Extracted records

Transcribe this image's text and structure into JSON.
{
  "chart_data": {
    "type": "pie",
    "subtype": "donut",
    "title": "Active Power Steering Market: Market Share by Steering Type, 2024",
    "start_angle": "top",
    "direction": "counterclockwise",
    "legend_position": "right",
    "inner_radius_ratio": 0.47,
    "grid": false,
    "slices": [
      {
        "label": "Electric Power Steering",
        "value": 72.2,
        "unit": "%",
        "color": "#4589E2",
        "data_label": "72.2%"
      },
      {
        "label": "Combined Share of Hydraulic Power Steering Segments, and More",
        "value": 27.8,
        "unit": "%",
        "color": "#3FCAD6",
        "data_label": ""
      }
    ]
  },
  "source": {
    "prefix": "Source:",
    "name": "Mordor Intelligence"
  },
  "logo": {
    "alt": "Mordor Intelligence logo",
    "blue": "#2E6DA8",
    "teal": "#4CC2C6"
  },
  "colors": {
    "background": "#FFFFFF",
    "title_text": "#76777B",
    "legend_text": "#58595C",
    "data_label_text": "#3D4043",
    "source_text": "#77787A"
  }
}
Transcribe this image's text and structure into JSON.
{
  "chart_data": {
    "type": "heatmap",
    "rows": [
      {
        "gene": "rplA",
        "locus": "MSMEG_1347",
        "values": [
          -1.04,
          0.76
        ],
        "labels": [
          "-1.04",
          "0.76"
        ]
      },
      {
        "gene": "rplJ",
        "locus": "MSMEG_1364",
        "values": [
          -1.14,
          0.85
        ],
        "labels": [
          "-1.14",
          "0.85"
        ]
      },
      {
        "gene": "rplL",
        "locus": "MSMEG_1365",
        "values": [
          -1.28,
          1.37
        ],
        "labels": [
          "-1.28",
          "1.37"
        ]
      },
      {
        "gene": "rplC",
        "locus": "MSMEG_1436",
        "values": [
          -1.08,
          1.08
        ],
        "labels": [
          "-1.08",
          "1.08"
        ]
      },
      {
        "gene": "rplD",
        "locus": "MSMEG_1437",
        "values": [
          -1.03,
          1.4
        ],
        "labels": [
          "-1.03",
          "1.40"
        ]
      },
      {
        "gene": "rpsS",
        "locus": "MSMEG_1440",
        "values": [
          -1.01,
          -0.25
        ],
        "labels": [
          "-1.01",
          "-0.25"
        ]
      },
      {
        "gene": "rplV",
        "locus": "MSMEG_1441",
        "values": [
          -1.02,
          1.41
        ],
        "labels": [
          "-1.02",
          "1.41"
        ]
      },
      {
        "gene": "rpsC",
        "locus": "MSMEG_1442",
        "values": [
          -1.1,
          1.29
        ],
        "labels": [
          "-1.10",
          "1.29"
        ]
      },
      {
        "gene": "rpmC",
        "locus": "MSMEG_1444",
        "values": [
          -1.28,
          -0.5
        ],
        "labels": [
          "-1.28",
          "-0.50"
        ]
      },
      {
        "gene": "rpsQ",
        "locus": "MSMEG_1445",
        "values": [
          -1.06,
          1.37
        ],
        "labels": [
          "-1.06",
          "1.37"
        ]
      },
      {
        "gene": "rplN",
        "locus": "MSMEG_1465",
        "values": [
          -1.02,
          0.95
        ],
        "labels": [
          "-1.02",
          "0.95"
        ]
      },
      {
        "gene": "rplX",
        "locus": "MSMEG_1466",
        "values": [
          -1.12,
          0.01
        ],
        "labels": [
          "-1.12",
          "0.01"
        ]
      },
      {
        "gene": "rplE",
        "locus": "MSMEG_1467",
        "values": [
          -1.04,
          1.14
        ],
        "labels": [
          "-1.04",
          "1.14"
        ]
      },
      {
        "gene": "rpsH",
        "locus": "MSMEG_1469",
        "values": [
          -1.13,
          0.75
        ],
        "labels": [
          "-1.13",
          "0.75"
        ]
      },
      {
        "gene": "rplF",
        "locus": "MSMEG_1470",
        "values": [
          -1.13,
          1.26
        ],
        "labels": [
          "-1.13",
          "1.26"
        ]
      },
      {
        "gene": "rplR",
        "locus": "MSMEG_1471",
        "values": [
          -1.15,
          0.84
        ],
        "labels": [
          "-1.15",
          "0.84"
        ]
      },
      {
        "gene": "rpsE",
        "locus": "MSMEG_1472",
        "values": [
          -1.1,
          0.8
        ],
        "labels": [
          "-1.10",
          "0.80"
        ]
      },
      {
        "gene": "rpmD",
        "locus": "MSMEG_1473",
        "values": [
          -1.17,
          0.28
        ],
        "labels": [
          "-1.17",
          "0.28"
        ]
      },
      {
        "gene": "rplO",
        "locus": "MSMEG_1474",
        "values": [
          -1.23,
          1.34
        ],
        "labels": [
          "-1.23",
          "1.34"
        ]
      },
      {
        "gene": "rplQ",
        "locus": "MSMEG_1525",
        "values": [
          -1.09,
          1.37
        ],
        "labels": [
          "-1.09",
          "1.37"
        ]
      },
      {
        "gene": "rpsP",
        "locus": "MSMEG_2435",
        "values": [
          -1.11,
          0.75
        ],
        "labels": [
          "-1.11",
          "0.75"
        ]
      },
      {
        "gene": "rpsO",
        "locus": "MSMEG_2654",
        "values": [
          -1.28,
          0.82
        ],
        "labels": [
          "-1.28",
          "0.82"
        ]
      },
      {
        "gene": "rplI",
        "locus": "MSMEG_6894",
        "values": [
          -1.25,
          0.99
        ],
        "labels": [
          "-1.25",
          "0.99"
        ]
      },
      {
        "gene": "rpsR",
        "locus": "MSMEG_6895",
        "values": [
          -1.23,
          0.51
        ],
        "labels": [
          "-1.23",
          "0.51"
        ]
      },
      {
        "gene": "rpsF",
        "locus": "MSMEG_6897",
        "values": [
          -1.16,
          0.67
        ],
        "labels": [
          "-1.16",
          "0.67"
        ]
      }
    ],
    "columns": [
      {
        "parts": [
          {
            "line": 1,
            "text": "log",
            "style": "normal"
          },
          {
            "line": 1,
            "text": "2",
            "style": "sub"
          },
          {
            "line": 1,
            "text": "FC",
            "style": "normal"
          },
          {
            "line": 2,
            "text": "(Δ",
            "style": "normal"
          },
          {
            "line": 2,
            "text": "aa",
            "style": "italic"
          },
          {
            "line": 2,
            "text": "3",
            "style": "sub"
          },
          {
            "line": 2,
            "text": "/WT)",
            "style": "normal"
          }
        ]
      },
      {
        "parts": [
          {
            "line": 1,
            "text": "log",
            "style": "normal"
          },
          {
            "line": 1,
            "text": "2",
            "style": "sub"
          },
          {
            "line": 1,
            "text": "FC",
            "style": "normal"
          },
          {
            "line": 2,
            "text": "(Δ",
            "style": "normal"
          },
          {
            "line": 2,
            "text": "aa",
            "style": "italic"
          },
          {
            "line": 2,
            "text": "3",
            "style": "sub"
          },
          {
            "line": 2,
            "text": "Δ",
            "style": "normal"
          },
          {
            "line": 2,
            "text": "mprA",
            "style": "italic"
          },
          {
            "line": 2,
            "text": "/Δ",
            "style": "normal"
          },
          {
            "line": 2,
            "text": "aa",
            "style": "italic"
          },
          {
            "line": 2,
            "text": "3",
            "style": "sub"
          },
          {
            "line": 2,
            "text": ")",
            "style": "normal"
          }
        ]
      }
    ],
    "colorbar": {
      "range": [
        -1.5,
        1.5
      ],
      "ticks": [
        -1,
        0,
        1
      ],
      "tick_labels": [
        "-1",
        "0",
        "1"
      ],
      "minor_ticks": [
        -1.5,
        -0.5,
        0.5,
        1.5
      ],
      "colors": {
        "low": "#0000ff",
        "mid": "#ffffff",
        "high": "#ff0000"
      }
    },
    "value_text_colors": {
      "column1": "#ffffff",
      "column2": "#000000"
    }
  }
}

- Short exercise
Find every line that has "Steering" in it, then return those lines.

- Solution to the exercise
    "title": "Active Power Steering Market: Market Share by Steering Type, 2024",
        "label": "Electric Power Steering",
        "label": "Combined Share of Hydraulic Power Steering Segments, and More",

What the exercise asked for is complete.